▶ _Exercise prompt_: Repeat each entry word for word. Leave any images out of the copy.

====

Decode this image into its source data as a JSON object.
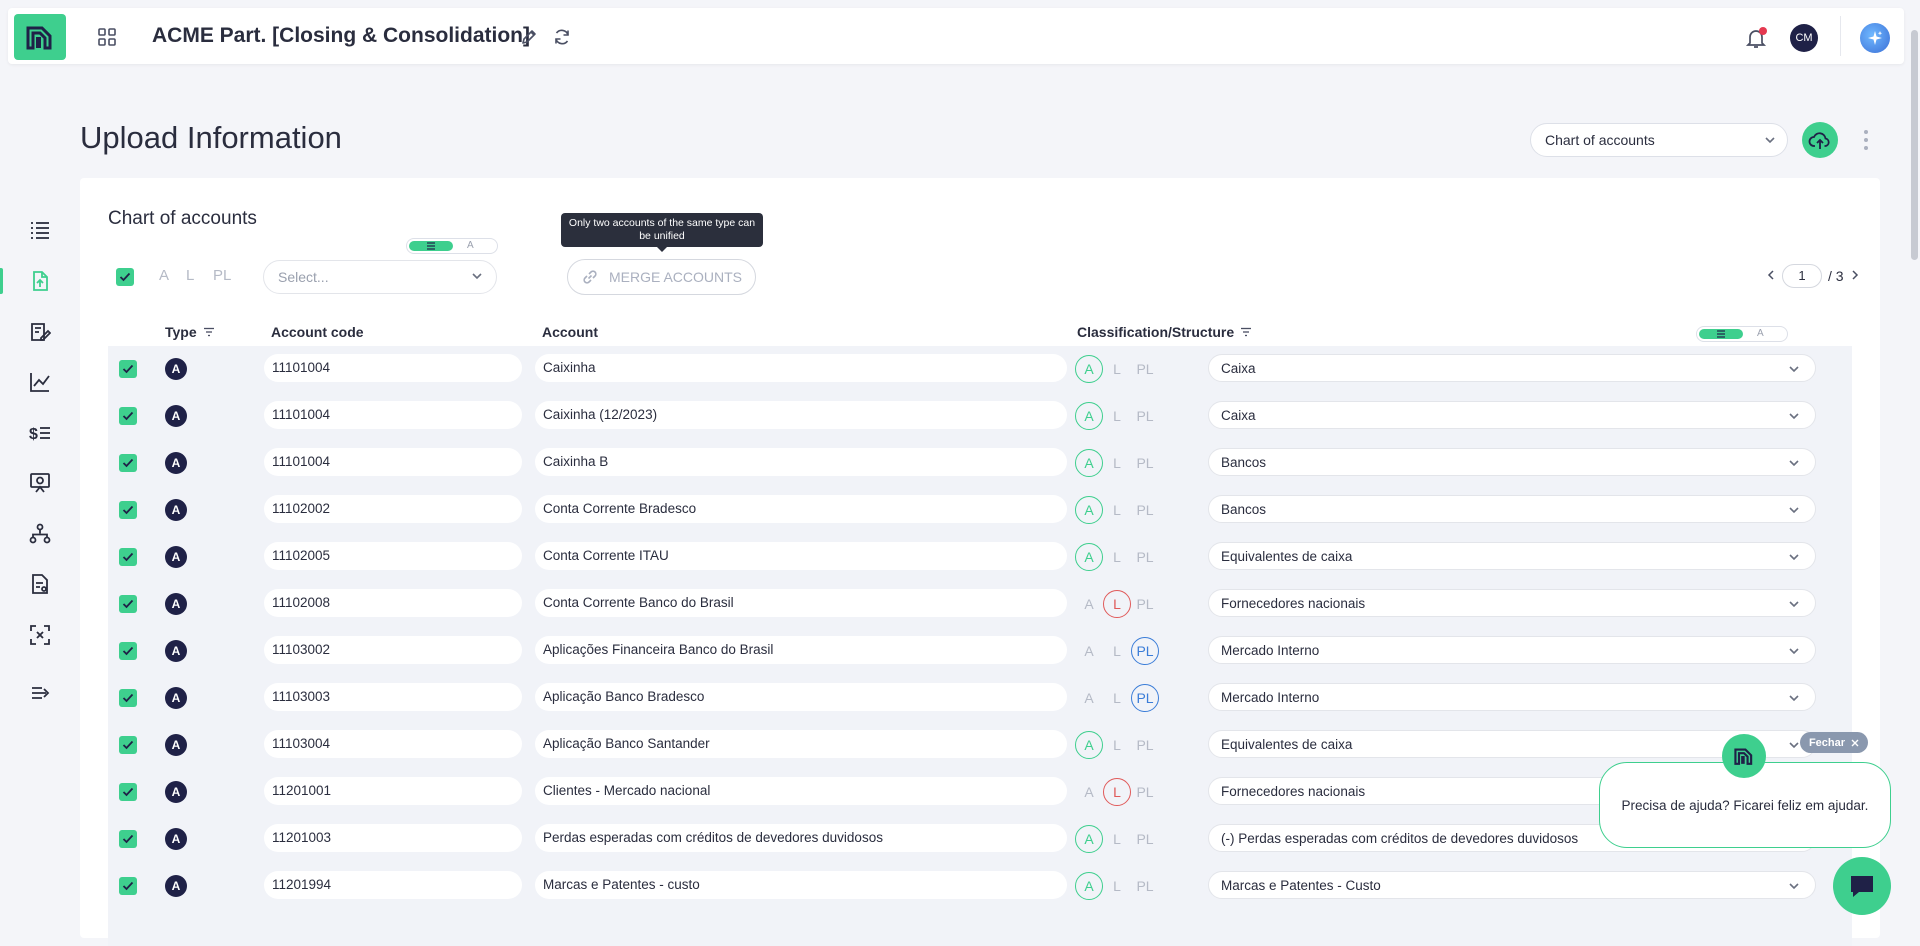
{
  "app": {
    "title": "ACME Part. [Closing & Consolidation]",
    "avatar_initials": "CM",
    "brand_color": "#3ecf8e"
  },
  "sidebar": {
    "items": [
      {
        "name": "list-icon"
      },
      {
        "name": "file-upload-icon",
        "active": true
      },
      {
        "name": "clipboard-edit-icon"
      },
      {
        "name": "line-chart-icon"
      },
      {
        "name": "dollar-list-icon"
      },
      {
        "name": "presentation-icon"
      },
      {
        "name": "hierarchy-icon"
      },
      {
        "name": "report-file-icon"
      },
      {
        "name": "expand-icon"
      },
      {
        "name": "collapse-menu-icon"
      }
    ]
  },
  "page": {
    "title": "Upload Information",
    "source_select": "Chart of accounts"
  },
  "card": {
    "title": "Chart of accounts",
    "filters": {
      "a": "A",
      "l": "L",
      "pl": "PL"
    },
    "view_toggle_off": "A",
    "select_placeholder": "Select...",
    "merge_label": "MERGE ACCOUNTS",
    "merge_tooltip": "Only two accounts of the same type can be unified",
    "pager": {
      "current": "1",
      "total": "/ 3"
    }
  },
  "table": {
    "headers": {
      "type": "Type",
      "code": "Account code",
      "account": "Account",
      "classification": "Classification/Structure"
    },
    "rows": [
      {
        "type": "A",
        "code": "11101004",
        "account": "Caixinha",
        "class": "A",
        "structure": "Caixa"
      },
      {
        "type": "A",
        "code": "11101004",
        "account": "Caixinha (12/2023)",
        "class": "A",
        "structure": "Caixa"
      },
      {
        "type": "A",
        "code": "11101004",
        "account": "Caixinha B",
        "class": "A",
        "structure": "Bancos"
      },
      {
        "type": "A",
        "code": "11102002",
        "account": "Conta Corrente Bradesco",
        "class": "A",
        "structure": "Bancos"
      },
      {
        "type": "A",
        "code": "11102005",
        "account": "Conta Corrente ITAU",
        "class": "A",
        "structure": "Equivalentes de caixa"
      },
      {
        "type": "A",
        "code": "11102008",
        "account": "Conta Corrente Banco do Brasil",
        "class": "L",
        "structure": "Fornecedores nacionais"
      },
      {
        "type": "A",
        "code": "11103002",
        "account": "Aplicações Financeira Banco do Brasil",
        "class": "PL",
        "structure": "Mercado Interno"
      },
      {
        "type": "A",
        "code": "11103003",
        "account": "Aplicação Banco Bradesco",
        "class": "PL",
        "structure": "Mercado Interno"
      },
      {
        "type": "A",
        "code": "11103004",
        "account": "Aplicação Banco Santander",
        "class": "A",
        "structure": "Equivalentes de caixa"
      },
      {
        "type": "A",
        "code": "11201001",
        "account": "Clientes - Mercado nacional",
        "class": "L",
        "structure": "Fornecedores nacionais"
      },
      {
        "type": "A",
        "code": "11201003",
        "account": "Perdas esperadas com créditos de devedores duvidosos",
        "class": "A",
        "structure": "(-) Perdas esperadas com créditos de devedores duvidosos"
      },
      {
        "type": "A",
        "code": "11201994",
        "account": "Marcas e Patentes - custo",
        "class": "A",
        "structure": "Marcas e Patentes - Custo"
      }
    ]
  },
  "help": {
    "close_label": "Fechar",
    "message": "Precisa de ajuda? Ficarei feliz em ajudar."
  }
}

====

▶ _Complete answer_:
Decode this image into its source data as a JSON object.
{
  "app": {
    "title": "ACME Part. [Closing & Consolidation]",
    "avatar_initials": "CM",
    "brand_color": "#3ecf8e"
  },
  "sidebar": {
    "items": [
      {
        "name": "list-icon"
      },
      {
        "name": "file-upload-icon",
        "active": true
      },
      {
        "name": "clipboard-edit-icon"
      },
      {
        "name": "line-chart-icon"
      },
      {
        "name": "dollar-list-icon"
      },
      {
        "name": "presentation-icon"
      },
      {
        "name": "hierarchy-icon"
      },
      {
        "name": "report-file-icon"
      },
      {
        "name": "expand-icon"
      },
      {
        "name": "collapse-menu-icon"
      }
    ]
  },
  "page": {
    "title": "Upload Information",
    "source_select": "Chart of accounts"
  },
  "card": {
    "title": "Chart of accounts",
    "filters": {
      "a": "A",
      "l": "L",
      "pl": "PL"
    },
    "view_toggle_off": "A",
    "select_placeholder": "Select...",
    "merge_label": "MERGE ACCOUNTS",
    "merge_tooltip": "Only two accounts of the same type can be unified",
    "pager": {
      "current": "1",
      "total": "/ 3"
    }
  },
  "table": {
    "headers": {
      "type": "Type",
      "code": "Account code",
      "account": "Account",
      "classification": "Classification/Structure"
    },
    "rows": [
      {
        "type": "A",
        "code": "11101004",
        "account": "Caixinha",
        "class": "A",
        "structure": "Caixa"
      },
      {
        "type": "A",
        "code": "11101004",
        "account": "Caixinha (12/2023)",
        "class": "A",
        "structure": "Caixa"
      },
      {
        "type": "A",
        "code": "11101004",
        "account": "Caixinha B",
        "class": "A",
        "structure": "Bancos"
      },
      {
        "type": "A",
        "code": "11102002",
        "account": "Conta Corrente Bradesco",
        "class": "A",
        "structure": "Bancos"
      },
      {
        "type": "A",
        "code": "11102005",
        "account": "Conta Corrente ITAU",
        "class": "A",
        "structure": "Equivalentes de caixa"
      },
      {
        "type": "A",
        "code": "11102008",
        "account": "Conta Corrente Banco do Brasil",
        "class": "L",
        "structure": "Fornecedores nacionais"
      },
      {
        "type": "A",
        "code": "11103002",
        "account": "Aplicações Financeira Banco do Brasil",
        "class": "PL",
        "structure": "Mercado Interno"
      },
      {
        "type": "A",
        "code": "11103003",
        "account": "Aplicação Banco Bradesco",
        "class": "PL",
        "structure": "Mercado Interno"
      },
      {
        "type": "A",
        "code": "11103004",
        "account": "Aplicação Banco Santander",
        "class": "A",
        "structure": "Equivalentes de caixa"
      },
      {
        "type": "A",
        "code": "11201001",
        "account": "Clientes - Mercado nacional",
        "class": "L",
        "structure": "Fornecedores nacionais"
      },
      {
        "type": "A",
        "code": "11201003",
        "account": "Perdas esperadas com créditos de devedores duvidosos",
        "class": "A",
        "structure": "(-) Perdas esperadas com créditos de devedores duvidosos"
      },
      {
        "type": "A",
        "code": "11201994",
        "account": "Marcas e Patentes - custo",
        "class": "A",
        "structure": "Marcas e Patentes - Custo"
      }
    ]
  },
  "help": {
    "close_label": "Fechar",
    "message": "Precisa de ajuda? Ficarei feliz em ajudar."
  }
}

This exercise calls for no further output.